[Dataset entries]
----
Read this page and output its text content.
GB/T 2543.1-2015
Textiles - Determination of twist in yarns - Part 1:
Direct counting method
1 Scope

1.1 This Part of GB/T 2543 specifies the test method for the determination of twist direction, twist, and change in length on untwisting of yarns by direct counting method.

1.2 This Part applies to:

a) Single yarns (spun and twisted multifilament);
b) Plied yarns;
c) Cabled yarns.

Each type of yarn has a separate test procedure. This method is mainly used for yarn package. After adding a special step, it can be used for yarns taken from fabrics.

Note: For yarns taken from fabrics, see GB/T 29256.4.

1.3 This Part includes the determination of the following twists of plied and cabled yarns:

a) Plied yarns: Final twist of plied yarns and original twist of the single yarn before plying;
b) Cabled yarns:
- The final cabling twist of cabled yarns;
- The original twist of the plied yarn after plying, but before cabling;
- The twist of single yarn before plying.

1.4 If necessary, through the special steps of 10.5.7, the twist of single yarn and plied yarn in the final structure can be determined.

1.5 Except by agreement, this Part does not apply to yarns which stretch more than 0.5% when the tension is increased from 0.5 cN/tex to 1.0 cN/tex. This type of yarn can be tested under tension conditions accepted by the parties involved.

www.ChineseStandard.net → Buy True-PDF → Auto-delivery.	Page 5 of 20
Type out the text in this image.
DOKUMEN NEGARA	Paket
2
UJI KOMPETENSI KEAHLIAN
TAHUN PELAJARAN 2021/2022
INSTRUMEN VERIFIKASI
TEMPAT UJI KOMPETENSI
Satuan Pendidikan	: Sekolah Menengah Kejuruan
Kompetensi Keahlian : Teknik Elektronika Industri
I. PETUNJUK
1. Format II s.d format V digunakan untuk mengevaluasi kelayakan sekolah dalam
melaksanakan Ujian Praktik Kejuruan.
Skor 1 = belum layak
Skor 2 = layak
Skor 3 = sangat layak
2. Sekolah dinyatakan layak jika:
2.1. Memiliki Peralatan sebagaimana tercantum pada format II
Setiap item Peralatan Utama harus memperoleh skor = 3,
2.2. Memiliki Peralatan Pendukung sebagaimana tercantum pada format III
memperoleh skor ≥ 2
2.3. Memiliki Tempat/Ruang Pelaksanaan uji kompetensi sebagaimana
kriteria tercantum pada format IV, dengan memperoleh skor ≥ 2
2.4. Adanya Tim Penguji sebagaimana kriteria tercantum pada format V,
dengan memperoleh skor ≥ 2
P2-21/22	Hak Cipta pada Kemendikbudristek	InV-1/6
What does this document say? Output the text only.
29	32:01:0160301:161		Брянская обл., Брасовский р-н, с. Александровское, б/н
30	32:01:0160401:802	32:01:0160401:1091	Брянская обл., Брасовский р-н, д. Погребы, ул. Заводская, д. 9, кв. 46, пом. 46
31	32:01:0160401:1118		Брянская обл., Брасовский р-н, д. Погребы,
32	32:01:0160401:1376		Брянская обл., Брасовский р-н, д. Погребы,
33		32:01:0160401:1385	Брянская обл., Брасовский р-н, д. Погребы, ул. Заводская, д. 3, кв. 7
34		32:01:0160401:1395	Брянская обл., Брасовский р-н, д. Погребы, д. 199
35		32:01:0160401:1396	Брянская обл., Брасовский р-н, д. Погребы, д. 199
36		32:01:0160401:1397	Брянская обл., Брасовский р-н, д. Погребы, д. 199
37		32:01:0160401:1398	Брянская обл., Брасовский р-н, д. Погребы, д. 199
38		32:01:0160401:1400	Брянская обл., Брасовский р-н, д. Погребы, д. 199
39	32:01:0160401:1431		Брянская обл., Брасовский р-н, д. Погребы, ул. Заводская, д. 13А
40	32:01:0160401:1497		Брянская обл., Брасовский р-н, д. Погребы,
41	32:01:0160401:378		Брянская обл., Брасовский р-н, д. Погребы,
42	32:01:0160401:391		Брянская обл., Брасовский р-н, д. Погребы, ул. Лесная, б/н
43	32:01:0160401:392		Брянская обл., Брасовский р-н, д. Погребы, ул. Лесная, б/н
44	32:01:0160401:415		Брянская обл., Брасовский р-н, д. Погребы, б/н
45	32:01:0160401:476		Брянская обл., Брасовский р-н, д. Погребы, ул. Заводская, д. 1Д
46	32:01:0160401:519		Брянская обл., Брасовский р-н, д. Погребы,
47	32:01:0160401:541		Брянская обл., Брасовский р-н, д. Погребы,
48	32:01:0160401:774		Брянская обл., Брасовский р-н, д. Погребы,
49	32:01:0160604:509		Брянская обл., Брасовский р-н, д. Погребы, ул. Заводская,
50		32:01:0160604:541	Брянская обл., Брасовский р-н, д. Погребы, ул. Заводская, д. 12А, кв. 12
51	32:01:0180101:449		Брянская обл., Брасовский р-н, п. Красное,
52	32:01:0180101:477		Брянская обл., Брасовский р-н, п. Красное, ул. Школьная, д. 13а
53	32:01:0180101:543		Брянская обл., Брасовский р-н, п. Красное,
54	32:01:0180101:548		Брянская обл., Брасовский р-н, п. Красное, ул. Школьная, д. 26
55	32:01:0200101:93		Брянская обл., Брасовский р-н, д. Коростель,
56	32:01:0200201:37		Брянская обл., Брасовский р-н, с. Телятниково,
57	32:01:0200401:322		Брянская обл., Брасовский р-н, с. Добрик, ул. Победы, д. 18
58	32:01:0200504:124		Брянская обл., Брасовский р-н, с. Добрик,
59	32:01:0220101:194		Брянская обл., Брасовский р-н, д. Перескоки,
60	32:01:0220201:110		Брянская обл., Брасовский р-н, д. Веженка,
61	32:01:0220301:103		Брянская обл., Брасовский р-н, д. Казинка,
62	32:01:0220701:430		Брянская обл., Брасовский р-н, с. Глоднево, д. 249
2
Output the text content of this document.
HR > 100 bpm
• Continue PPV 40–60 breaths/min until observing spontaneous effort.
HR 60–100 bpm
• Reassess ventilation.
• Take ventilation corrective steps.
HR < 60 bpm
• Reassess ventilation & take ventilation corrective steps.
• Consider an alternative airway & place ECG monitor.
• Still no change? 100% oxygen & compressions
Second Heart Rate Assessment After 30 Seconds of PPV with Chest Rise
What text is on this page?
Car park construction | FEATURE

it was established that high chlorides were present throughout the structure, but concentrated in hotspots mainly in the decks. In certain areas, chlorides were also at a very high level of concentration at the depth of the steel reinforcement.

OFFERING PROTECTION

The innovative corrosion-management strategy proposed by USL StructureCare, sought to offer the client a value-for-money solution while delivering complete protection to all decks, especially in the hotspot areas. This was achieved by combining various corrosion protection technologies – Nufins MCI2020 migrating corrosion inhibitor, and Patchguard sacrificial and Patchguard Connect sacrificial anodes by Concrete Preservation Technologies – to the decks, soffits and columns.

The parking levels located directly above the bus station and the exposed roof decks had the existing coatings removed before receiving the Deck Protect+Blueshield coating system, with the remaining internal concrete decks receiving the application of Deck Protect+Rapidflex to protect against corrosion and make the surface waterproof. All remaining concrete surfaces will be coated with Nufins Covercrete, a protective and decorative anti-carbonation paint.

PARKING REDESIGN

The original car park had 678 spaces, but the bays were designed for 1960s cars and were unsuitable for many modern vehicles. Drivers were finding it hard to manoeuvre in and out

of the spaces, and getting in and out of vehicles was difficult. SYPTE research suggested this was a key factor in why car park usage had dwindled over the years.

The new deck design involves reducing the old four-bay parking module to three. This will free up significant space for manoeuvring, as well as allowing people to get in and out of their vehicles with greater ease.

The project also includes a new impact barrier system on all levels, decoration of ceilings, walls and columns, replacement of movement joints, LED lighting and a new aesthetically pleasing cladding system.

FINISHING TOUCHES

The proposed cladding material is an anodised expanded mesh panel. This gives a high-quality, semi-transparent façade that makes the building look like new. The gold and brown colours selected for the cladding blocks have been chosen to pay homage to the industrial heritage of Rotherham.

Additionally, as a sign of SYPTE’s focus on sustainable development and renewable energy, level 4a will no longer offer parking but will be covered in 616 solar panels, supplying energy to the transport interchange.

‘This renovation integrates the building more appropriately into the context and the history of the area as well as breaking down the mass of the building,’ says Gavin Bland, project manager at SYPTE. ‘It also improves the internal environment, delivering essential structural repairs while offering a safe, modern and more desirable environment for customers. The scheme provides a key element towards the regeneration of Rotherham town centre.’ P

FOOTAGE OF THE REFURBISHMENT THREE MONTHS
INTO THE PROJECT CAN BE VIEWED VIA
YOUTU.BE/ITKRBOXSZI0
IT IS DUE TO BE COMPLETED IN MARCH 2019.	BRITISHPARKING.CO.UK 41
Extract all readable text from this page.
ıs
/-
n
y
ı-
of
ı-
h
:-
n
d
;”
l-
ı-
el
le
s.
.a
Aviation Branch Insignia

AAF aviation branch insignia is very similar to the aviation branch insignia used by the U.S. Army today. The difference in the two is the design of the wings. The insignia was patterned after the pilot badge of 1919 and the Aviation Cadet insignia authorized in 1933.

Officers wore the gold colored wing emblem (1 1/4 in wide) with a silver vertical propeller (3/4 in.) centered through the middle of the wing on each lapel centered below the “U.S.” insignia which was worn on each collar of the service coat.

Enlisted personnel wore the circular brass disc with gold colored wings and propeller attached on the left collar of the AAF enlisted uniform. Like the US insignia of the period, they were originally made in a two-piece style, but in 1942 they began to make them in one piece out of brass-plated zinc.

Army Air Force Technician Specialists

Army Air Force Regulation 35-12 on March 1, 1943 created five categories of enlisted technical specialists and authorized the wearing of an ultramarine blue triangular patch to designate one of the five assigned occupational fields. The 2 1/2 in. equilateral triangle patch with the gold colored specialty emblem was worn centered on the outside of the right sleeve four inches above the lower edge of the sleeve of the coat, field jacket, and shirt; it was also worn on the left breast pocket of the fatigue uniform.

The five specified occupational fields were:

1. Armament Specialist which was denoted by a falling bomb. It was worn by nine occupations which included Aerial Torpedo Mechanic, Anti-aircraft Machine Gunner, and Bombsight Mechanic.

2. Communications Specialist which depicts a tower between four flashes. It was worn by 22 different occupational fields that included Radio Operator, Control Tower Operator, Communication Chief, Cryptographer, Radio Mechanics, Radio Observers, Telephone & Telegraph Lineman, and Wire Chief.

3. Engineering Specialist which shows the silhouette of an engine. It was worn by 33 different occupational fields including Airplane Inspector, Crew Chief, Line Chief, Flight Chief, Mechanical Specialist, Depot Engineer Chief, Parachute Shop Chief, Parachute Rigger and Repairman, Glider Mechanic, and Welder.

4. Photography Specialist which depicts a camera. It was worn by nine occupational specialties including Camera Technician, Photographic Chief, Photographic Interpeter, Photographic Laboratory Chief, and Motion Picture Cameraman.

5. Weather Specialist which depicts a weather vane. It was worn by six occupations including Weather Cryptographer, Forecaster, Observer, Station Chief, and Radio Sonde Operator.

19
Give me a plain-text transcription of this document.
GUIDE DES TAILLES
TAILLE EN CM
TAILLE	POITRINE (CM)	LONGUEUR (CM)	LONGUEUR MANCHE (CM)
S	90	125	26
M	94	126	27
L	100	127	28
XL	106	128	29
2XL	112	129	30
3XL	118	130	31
----
**WHAT THE TASK REQUIRES**
Examine the records and report how many lines contain the string "occupations". Only the number should be given.

**COMPLETE ANSWER**
2